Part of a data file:

· · · · ·

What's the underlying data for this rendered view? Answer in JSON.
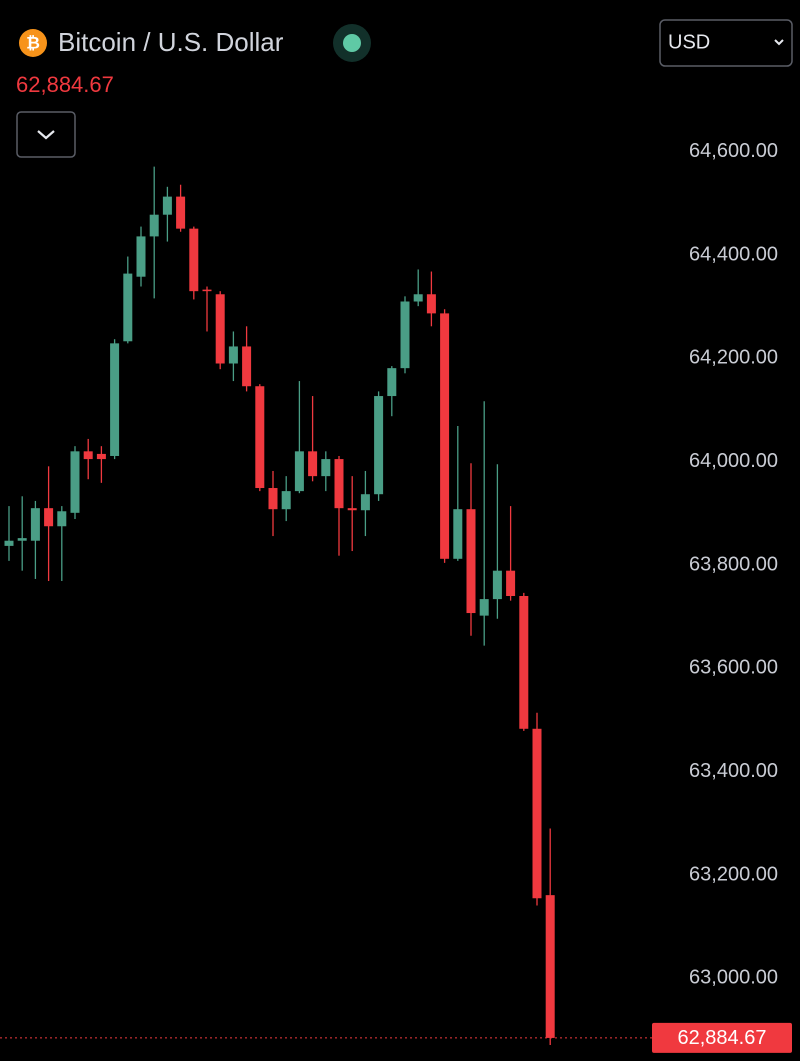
{
  "header": {
    "icon": "₿",
    "title": "Bitcoin / U.S. Dollar",
    "currency": "USD"
  },
  "chart_data": {
    "type": "candlestick",
    "price": {
      "value": 62884.67,
      "label": "62,884.67"
    },
    "up_color": "#4a9e86",
    "down_color": "#f0393f",
    "ylim": [
      62840,
      64700
    ],
    "yticks": [
      {
        "value": 64600,
        "label": "64,600.00"
      },
      {
        "value": 64400,
        "label": "64,400.00"
      },
      {
        "value": 64200,
        "label": "64,200.00"
      },
      {
        "value": 64000,
        "label": "64,000.00"
      },
      {
        "value": 63800,
        "label": "63,800.00"
      },
      {
        "value": 63600,
        "label": "63,600.00"
      },
      {
        "value": 63400,
        "label": "63,400.00"
      },
      {
        "value": 63200,
        "label": "63,200.00"
      },
      {
        "value": 63000,
        "label": "63,000.00"
      }
    ],
    "open": [
      63837,
      63847,
      63847,
      63910,
      63875,
      63901,
      64020,
      64015,
      64011,
      64233,
      64358,
      64436,
      64478,
      64513,
      64451,
      64333,
      64324,
      64190,
      64223,
      64146,
      63949,
      63908,
      63943,
      64020,
      63972,
      64005,
      63910,
      63906,
      63937,
      64127,
      64181,
      64310,
      64324,
      64287,
      63812,
      63908,
      63702,
      63734,
      63789,
      63740,
      63483,
      63161
    ],
    "high": [
      63914,
      63933,
      63924,
      63991,
      63914,
      64030,
      64044,
      64030,
      64237,
      64397,
      64455,
      64571,
      64532,
      64536,
      64455,
      64339,
      64330,
      64252,
      64262,
      64150,
      63982,
      63972,
      64156,
      64127,
      64020,
      64011,
      63972,
      63982,
      64136,
      64185,
      64320,
      64372,
      64368,
      64295,
      64069,
      63997,
      64117,
      63995,
      63914,
      63746,
      63514,
      63290
    ],
    "low": [
      63808,
      63789,
      63773,
      63769,
      63769,
      63889,
      63966,
      63959,
      64005,
      64229,
      64339,
      64316,
      64426,
      64445,
      64314,
      64252,
      64179,
      64156,
      64136,
      63943,
      63856,
      63885,
      63939,
      63962,
      63943,
      63818,
      63827,
      63856,
      63924,
      64088,
      64171,
      64301,
      64262,
      63804,
      63808,
      63663,
      63644,
      63696,
      63731,
      63479,
      63141,
      62871
    ],
    "close": [
      63847,
      63852,
      63910,
      63875,
      63904,
      64020,
      64005,
      64005,
      64229,
      64364,
      64436,
      64478,
      64513,
      64451,
      64330,
      64330,
      64190,
      64223,
      64146,
      63949,
      63908,
      63943,
      64020,
      63972,
      64005,
      63910,
      63906,
      63937,
      64127,
      64181,
      64310,
      64324,
      64287,
      63812,
      63908,
      63707,
      63734,
      63789,
      63740,
      63483,
      63155,
      62884.67
    ]
  }
}
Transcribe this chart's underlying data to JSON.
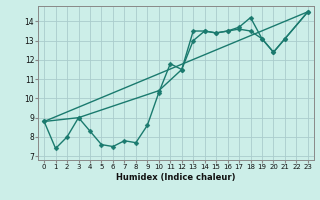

· · · · ·

◆ **Objective**: Using the listing, collect all lines in which the string "value" is found.

◆ **Finished answer**:
      "value": 62884.67,
        "value": 64600,
        "value": 64400,
        "value": 64200,
        "value": 64000,
        "value": 63800,
        "value": 63600,
        "value": 63400,
        "value": 63200,
        "value": 63000,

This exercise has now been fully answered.